*YOUR INSTRUCTIONS*. Output the records. Match them exactly.

□ □ □ □ □ □ □

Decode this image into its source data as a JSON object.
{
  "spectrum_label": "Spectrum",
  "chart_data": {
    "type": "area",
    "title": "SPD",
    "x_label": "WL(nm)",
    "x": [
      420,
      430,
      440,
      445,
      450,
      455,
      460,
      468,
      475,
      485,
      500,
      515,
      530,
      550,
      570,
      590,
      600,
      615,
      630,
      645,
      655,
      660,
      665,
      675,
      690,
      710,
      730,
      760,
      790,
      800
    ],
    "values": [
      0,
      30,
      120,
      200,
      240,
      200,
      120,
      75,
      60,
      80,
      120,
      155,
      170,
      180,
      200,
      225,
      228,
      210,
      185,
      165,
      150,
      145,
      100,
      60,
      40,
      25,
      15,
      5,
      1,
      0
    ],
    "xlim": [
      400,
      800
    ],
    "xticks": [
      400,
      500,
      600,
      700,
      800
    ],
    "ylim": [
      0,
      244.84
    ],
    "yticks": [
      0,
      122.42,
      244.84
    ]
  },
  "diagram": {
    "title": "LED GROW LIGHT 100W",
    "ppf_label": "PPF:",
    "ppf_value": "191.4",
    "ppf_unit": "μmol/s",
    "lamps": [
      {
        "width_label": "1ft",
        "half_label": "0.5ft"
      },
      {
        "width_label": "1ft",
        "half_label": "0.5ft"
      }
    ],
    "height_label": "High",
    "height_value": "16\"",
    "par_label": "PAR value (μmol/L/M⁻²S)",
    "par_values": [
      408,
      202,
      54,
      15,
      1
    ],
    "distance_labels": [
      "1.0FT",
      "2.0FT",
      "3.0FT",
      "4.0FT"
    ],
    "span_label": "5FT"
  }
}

□ □ □ □ □ □ □

*EXERCISE RESULT*.
Decode this image into its source data as a JSON object.
{
  "spectrum_label": "Spectrum",
  "chart_data": {
    "type": "area",
    "title": "SPD",
    "x_label": "WL(nm)",
    "x": [
      420,
      430,
      440,
      445,
      450,
      455,
      460,
      468,
      475,
      485,
      500,
      515,
      530,
      550,
      570,
      590,
      600,
      615,
      630,
      645,
      655,
      660,
      665,
      675,
      690,
      710,
      730,
      760,
      790,
      800
    ],
    "values": [
      0,
      30,
      120,
      200,
      240,
      200,
      120,
      75,
      60,
      80,
      120,
      155,
      170,
      180,
      200,
      225,
      228,
      210,
      185,
      165,
      150,
      145,
      100,
      60,
      40,
      25,
      15,
      5,
      1,
      0
    ],
    "xlim": [
      400,
      800
    ],
    "xticks": [
      400,
      500,
      600,
      700,
      800
    ],
    "ylim": [
      0,
      244.84
    ],
    "yticks": [
      0,
      122.42,
      244.84
    ]
  },
  "diagram": {
    "title": "LED GROW LIGHT 100W",
    "ppf_label": "PPF:",
    "ppf_value": "191.4",
    "ppf_unit": "μmol/s",
    "lamps": [
      {
        "width_label": "1ft",
        "half_label": "0.5ft"
      },
      {
        "width_label": "1ft",
        "half_label": "0.5ft"
      }
    ],
    "height_label": "High",
    "height_value": "16\"",
    "par_label": "PAR value (μmol/L/M⁻²S)",
    "par_values": [
      408,
      202,
      54,
      15,
      1
    ],
    "distance_labels": [
      "1.0FT",
      "2.0FT",
      "3.0FT",
      "4.0FT"
    ],
    "span_label": "5FT"
  }
}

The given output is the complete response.